BRIEF — Where a line of the listing below includes the word "Power", reproduce that line.

RECORDS SHOWN —
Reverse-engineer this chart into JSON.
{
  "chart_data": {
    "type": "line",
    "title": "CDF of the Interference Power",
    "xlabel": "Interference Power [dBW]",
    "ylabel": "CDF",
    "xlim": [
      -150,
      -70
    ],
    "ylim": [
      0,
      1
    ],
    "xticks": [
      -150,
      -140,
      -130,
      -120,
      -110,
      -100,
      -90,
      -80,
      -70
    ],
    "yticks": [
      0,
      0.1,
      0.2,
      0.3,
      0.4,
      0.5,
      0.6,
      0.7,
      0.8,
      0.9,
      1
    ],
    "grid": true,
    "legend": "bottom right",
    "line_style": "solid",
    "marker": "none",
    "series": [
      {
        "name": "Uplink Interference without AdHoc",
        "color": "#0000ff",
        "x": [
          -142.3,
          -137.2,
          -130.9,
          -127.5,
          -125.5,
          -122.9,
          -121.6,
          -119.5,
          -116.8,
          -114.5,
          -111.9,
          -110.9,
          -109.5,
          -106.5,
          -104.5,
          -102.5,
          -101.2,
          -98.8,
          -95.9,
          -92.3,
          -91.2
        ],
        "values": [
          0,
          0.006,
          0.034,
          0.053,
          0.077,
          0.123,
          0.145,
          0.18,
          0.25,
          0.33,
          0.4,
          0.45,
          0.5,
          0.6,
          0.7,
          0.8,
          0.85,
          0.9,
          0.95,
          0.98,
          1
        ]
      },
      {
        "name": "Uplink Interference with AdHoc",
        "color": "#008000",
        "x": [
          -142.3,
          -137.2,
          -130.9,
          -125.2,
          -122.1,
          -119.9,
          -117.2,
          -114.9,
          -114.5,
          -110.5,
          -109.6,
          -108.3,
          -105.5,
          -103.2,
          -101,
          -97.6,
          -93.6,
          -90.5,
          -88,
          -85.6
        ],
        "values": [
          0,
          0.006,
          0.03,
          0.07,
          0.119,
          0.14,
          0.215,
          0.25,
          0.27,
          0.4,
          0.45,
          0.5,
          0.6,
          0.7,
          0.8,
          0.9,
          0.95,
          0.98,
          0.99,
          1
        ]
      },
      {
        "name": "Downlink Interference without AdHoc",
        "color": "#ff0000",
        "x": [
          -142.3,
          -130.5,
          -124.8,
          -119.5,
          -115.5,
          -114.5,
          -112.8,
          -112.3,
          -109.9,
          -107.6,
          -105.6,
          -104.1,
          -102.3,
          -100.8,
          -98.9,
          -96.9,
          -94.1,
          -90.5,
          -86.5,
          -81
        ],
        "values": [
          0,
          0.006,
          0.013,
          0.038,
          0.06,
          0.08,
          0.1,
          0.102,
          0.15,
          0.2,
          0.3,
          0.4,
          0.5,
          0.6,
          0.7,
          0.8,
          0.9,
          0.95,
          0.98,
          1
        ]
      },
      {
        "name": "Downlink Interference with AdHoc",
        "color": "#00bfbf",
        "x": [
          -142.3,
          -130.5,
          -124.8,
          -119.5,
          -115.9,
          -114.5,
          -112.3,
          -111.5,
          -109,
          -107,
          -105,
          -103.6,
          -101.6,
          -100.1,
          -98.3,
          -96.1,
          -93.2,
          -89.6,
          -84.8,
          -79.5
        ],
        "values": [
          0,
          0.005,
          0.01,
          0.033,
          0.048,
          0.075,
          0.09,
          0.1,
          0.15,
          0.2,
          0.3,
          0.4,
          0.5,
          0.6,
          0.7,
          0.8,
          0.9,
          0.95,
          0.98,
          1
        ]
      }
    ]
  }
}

THE RESPONSE —
    "title": "CDF of the Interference Power",
    "xlabel": "Interference Power [dBW]",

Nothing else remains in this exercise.